◆ **Problem requirements**: Pull out every line with the word "PYMS".

◆ **Dataset content**:
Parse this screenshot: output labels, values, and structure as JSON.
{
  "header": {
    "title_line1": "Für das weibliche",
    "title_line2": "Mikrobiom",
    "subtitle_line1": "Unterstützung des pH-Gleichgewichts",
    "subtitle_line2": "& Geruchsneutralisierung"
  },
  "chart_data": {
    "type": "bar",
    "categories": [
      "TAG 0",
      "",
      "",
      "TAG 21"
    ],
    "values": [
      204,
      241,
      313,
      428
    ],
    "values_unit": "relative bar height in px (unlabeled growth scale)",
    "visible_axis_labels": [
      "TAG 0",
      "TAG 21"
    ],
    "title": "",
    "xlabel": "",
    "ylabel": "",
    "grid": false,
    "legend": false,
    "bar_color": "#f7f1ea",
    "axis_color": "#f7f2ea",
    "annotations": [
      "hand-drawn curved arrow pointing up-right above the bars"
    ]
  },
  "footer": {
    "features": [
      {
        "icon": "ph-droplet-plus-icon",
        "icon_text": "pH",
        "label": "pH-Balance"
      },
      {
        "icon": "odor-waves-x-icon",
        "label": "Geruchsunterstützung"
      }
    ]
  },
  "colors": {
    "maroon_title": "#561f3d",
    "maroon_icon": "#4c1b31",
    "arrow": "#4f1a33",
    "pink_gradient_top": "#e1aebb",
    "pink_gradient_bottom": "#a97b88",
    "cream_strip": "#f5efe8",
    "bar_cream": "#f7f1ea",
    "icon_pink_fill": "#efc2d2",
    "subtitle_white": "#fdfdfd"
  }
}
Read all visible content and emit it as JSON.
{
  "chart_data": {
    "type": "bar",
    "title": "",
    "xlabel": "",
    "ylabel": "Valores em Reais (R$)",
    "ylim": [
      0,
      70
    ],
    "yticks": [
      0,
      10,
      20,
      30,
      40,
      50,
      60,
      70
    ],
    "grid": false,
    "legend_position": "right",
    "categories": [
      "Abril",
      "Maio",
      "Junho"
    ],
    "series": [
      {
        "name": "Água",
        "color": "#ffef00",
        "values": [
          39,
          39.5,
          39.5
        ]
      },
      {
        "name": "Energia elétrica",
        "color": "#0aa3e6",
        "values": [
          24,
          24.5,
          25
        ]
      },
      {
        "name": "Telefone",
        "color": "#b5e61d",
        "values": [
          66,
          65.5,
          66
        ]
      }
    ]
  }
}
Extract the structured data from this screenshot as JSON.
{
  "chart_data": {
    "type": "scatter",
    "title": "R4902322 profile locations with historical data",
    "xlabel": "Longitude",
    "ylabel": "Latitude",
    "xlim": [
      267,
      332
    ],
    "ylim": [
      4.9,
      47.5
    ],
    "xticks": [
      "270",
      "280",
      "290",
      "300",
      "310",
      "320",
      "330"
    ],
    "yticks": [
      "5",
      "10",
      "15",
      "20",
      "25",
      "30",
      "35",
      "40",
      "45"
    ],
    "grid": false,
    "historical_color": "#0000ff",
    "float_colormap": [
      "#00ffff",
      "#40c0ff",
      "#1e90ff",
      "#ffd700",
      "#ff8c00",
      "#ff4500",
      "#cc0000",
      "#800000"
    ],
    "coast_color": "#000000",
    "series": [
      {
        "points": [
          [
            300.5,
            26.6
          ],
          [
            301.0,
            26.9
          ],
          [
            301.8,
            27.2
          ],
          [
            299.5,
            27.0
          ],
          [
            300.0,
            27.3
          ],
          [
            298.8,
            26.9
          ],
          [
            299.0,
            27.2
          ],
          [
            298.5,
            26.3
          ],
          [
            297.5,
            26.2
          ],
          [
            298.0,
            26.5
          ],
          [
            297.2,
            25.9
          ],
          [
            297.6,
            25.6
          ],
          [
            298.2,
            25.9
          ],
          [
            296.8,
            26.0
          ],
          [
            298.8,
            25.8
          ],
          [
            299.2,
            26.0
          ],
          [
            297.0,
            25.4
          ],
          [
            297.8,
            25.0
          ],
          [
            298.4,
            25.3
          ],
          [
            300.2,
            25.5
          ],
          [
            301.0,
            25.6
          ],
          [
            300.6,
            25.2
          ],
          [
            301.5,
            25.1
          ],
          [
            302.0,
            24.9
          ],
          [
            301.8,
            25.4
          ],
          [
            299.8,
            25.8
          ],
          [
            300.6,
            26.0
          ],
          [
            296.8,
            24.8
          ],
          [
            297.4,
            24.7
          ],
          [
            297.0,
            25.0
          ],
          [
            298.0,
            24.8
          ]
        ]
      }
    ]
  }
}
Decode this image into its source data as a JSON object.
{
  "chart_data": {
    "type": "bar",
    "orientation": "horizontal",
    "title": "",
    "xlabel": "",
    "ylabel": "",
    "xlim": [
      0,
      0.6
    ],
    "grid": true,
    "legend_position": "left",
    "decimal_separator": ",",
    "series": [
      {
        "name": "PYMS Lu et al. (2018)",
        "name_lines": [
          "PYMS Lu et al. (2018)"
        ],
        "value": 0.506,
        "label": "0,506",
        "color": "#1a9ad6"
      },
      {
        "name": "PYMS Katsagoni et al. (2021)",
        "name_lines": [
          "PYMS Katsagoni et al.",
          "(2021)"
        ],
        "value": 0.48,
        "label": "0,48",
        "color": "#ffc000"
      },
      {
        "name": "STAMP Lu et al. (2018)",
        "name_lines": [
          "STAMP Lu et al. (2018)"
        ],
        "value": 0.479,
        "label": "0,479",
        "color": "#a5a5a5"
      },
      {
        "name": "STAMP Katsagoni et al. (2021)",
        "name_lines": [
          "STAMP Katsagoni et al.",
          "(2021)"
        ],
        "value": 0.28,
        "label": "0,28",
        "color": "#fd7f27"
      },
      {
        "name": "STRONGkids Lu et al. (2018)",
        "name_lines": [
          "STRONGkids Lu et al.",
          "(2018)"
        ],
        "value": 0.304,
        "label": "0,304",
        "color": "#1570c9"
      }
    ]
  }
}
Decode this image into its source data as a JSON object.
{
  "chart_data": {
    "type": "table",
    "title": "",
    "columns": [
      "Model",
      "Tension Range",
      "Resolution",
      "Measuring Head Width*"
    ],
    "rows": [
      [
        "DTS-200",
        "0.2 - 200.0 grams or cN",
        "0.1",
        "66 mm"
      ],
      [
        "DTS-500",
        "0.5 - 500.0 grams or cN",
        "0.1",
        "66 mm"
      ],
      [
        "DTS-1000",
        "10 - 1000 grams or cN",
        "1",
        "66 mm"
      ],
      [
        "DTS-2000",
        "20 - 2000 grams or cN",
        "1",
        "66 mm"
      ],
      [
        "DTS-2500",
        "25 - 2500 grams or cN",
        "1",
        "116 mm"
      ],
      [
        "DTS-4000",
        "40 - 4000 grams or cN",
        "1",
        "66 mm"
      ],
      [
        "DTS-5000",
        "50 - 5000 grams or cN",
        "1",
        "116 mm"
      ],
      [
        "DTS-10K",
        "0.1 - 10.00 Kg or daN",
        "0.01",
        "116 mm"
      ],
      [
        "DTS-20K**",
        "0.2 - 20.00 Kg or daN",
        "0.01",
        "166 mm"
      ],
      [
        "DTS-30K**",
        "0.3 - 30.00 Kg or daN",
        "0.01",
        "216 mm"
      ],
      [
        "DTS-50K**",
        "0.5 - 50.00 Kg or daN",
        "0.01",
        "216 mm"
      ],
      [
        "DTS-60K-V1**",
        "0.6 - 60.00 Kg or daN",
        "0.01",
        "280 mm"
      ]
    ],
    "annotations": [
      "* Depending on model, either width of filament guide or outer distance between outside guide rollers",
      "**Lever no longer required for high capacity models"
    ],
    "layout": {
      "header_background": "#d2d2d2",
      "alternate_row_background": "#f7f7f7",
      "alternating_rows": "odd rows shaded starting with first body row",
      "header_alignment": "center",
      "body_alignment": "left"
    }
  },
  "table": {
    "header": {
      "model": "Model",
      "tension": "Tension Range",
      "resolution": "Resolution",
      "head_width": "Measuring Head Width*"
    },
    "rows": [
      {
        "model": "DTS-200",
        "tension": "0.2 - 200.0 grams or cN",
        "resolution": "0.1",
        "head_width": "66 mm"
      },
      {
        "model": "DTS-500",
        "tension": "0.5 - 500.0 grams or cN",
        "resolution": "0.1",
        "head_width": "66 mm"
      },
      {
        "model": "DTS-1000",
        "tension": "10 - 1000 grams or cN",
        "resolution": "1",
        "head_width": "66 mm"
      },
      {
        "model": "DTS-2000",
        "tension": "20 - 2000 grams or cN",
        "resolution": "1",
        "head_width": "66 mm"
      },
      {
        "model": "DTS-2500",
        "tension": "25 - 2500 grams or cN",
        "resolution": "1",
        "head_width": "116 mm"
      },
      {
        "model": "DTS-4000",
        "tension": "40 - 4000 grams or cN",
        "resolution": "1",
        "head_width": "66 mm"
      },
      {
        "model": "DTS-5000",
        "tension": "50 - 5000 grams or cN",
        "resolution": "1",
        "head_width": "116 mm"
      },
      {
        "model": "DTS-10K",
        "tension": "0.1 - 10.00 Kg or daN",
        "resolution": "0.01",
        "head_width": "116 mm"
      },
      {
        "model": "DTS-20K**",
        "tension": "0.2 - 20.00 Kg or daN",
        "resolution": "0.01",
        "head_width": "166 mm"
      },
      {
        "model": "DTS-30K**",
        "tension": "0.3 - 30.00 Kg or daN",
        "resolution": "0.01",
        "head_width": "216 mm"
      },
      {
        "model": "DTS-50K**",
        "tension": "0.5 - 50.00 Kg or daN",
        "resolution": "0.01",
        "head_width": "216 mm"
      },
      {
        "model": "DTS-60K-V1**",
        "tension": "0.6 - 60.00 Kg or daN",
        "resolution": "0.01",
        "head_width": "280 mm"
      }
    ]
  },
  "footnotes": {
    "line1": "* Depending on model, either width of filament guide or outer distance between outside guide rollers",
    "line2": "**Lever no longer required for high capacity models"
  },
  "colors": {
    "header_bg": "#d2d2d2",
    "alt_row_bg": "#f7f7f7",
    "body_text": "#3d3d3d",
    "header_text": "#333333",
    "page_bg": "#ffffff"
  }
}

◆ **Solution below**:
        "name": "PYMS Lu et al. (2018)",
          "PYMS Lu et al. (2018)"
        "name": "PYMS Katsagoni et al. (2021)",
          "PYMS Katsagoni et al.",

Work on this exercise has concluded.